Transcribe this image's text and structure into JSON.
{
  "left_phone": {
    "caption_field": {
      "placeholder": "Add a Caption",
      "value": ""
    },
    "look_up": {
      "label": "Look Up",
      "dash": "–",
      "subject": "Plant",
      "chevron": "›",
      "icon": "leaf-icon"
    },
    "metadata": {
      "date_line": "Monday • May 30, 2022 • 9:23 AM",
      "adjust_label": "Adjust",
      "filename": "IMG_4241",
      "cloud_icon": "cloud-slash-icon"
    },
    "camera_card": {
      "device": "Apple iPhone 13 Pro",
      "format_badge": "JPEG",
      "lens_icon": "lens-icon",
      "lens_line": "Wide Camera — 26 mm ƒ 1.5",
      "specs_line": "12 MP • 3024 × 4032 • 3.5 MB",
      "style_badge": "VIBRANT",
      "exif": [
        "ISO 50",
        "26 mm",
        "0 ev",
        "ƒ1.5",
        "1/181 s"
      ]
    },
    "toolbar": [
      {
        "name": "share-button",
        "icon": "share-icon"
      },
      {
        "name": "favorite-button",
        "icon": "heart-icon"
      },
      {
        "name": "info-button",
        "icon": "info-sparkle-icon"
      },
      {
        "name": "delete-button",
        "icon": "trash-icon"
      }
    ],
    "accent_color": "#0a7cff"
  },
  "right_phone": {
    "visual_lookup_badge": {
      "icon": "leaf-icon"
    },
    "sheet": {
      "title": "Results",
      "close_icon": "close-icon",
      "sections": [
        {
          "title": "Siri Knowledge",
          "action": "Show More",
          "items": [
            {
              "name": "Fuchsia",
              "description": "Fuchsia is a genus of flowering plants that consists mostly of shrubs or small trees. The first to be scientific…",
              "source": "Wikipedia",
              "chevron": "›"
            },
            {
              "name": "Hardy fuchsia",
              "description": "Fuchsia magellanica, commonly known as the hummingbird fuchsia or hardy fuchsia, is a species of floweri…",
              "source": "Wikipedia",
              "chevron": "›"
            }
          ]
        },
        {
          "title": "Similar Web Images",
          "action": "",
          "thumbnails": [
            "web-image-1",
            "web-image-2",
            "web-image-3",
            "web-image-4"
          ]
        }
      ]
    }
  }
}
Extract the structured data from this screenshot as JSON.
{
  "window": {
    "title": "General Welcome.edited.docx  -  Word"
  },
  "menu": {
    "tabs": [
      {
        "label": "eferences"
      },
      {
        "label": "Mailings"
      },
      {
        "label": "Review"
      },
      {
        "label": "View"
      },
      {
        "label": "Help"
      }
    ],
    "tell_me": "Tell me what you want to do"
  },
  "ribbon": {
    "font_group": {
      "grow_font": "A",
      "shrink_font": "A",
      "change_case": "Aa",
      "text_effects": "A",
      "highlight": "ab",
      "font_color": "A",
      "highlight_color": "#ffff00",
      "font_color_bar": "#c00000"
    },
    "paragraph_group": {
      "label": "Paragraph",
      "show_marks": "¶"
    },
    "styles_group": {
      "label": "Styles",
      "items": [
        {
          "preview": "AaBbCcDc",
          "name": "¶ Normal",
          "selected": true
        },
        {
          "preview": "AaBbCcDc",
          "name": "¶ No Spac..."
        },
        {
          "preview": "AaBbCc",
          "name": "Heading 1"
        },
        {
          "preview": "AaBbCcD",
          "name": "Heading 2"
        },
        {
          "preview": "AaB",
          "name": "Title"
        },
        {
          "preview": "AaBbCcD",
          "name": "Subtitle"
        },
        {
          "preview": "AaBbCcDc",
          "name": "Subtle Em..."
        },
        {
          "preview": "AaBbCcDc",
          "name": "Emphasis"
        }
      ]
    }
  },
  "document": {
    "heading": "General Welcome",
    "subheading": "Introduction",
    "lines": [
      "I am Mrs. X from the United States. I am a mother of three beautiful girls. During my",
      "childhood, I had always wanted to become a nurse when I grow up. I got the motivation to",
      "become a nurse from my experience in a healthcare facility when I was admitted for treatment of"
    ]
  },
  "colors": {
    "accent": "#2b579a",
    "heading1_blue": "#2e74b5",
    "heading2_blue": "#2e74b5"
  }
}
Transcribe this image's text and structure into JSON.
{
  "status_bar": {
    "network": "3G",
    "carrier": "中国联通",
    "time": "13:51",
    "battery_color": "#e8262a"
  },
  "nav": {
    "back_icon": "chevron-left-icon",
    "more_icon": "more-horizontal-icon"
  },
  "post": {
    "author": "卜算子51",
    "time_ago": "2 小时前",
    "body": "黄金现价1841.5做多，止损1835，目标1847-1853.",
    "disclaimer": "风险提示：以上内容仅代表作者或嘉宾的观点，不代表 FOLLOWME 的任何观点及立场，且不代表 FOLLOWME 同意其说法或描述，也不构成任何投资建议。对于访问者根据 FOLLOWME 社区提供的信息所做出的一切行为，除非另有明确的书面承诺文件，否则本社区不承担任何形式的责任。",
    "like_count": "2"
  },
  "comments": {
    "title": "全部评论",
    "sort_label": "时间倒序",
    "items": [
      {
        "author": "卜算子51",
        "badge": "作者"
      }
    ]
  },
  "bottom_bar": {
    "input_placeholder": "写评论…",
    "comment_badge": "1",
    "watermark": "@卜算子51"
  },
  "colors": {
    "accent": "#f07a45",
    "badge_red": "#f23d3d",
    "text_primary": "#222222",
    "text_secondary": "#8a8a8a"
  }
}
.....
Write out the full set of records exactly as given.

Transcribe this image's text and structure into JSON.
{
  "left_phone": {
    "caption_field": {
      "placeholder": "Add a Caption",
      "value": ""
    },
    "look_up": {
      "label": "Look Up",
      "dash": "–",
      "subject": "Plant",
      "chevron": "›",
      "icon": "leaf-icon"
    },
    "metadata": {
      "date_line": "Monday • May 30, 2022 • 9:23 AM",
      "adjust_label": "Adjust",
      "filename": "IMG_4241",
      "cloud_icon": "cloud-slash-icon"
    },
    "camera_card": {
      "device": "Apple iPhone 13 Pro",
      "format_badge": "JPEG",
      "lens_icon": "lens-icon",
      "lens_line": "Wide Camera — 26 mm ƒ 1.5",
      "specs_line": "12 MP • 3024 × 4032 • 3.5 MB",
      "style_badge": "VIBRANT",
      "exif": [
        "ISO 50",
        "26 mm",
        "0 ev",
        "ƒ1.5",
        "1/181 s"
      ]
    },
    "toolbar": [
      {
        "name": "share-button",
        "icon": "share-icon"
      },
      {
        "name": "favorite-button",
        "icon": "heart-icon"
      },
      {
        "name": "info-button",
        "icon": "info-sparkle-icon"
      },
      {
        "name": "delete-button",
        "icon": "trash-icon"
      }
    ],
    "accent_color": "#0a7cff"
  },
  "right_phone": {
    "visual_lookup_badge": {
      "icon": "leaf-icon"
    },
    "sheet": {
      "title": "Results",
      "close_icon": "close-icon",
      "sections": [
        {
          "title": "Siri Knowledge",
          "action": "Show More",
          "items": [
            {
              "name": "Fuchsia",
              "description": "Fuchsia is a genus of flowering plants that consists mostly of shrubs or small trees. The first to be scientific…",
              "source": "Wikipedia",
              "chevron": "›"
            },
            {
              "name": "Hardy fuchsia",
              "description": "Fuchsia magellanica, commonly known as the hummingbird fuchsia or hardy fuchsia, is a species of floweri…",
              "source": "Wikipedia",
              "chevron": "›"
            }
          ]
        },
        {
          "title": "Similar Web Images",
          "action": "",
          "thumbnails": [
            "web-image-1",
            "web-image-2",
            "web-image-3",
            "web-image-4"
          ]
        }
      ]
    }
  }
}
Extract the structured data from this screenshot as JSON.
{
  "window": {
    "title": "General Welcome.edited.docx  -  Word"
  },
  "menu": {
    "tabs": [
      {
        "label": "eferences"
      },
      {
        "label": "Mailings"
      },
      {
        "label": "Review"
      },
      {
        "label": "View"
      },
      {
        "label": "Help"
      }
    ],
    "tell_me": "Tell me what you want to do"
  },
  "ribbon": {
    "font_group": {
      "grow_font": "A",
      "shrink_font": "A",
      "change_case": "Aa",
      "text_effects": "A",
      "highlight": "ab",
      "font_color": "A",
      "highlight_color": "#ffff00",
      "font_color_bar": "#c00000"
    },
    "paragraph_group": {
      "label": "Paragraph",
      "show_marks": "¶"
    },
    "styles_group": {
      "label": "Styles",
      "items": [
        {
          "preview": "AaBbCcDc",
          "name": "¶ Normal",
          "selected": true
        },
        {
          "preview": "AaBbCcDc",
          "name": "¶ No Spac..."
        },
        {
          "preview": "AaBbCc",
          "name": "Heading 1"
        },
        {
          "preview": "AaBbCcD",
          "name": "Heading 2"
        },
        {
          "preview": "AaB",
          "name": "Title"
        },
        {
          "preview": "AaBbCcD",
          "name": "Subtitle"
        },
        {
          "preview": "AaBbCcDc",
          "name": "Subtle Em..."
        },
        {
          "preview": "AaBbCcDc",
          "name": "Emphasis"
        }
      ]
    }
  },
  "document": {
    "heading": "General Welcome",
    "subheading": "Introduction",
    "lines": [
      "I am Mrs. X from the United States. I am a mother of three beautiful girls. During my",
      "childhood, I had always wanted to become a nurse when I grow up. I got the motivation to",
      "become a nurse from my experience in a healthcare facility when I was admitted for treatment of"
    ]
  },
  "colors": {
    "accent": "#2b579a",
    "heading1_blue": "#2e74b5",
    "heading2_blue": "#2e74b5"
  }
}
Transcribe this image's text and structure into JSON.
{
  "status_bar": {
    "network": "3G",
    "carrier": "中国联通",
    "time": "13:51",
    "battery_color": "#e8262a"
  },
  "nav": {
    "back_icon": "chevron-left-icon",
    "more_icon": "more-horizontal-icon"
  },
  "post": {
    "author": "卜算子51",
    "time_ago": "2 小时前",
    "body": "黄金现价1841.5做多，止损1835，目标1847-1853.",
    "disclaimer": "风险提示：以上内容仅代表作者或嘉宾的观点，不代表 FOLLOWME 的任何观点及立场，且不代表 FOLLOWME 同意其说法或描述，也不构成任何投资建议。对于访问者根据 FOLLOWME 社区提供的信息所做出的一切行为，除非另有明确的书面承诺文件，否则本社区不承担任何形式的责任。",
    "like_count": "2"
  },
  "comments": {
    "title": "全部评论",
    "sort_label": "时间倒序",
    "items": [
      {
        "author": "卜算子51",
        "badge": "作者"
      }
    ]
  },
  "bottom_bar": {
    "input_placeholder": "写评论…",
    "comment_badge": "1",
    "watermark": "@卜算子51"
  },
  "colors": {
    "accent": "#f07a45",
    "badge_red": "#f23d3d",
    "text_primary": "#222222",
    "text_secondary": "#8a8a8a"
  }
}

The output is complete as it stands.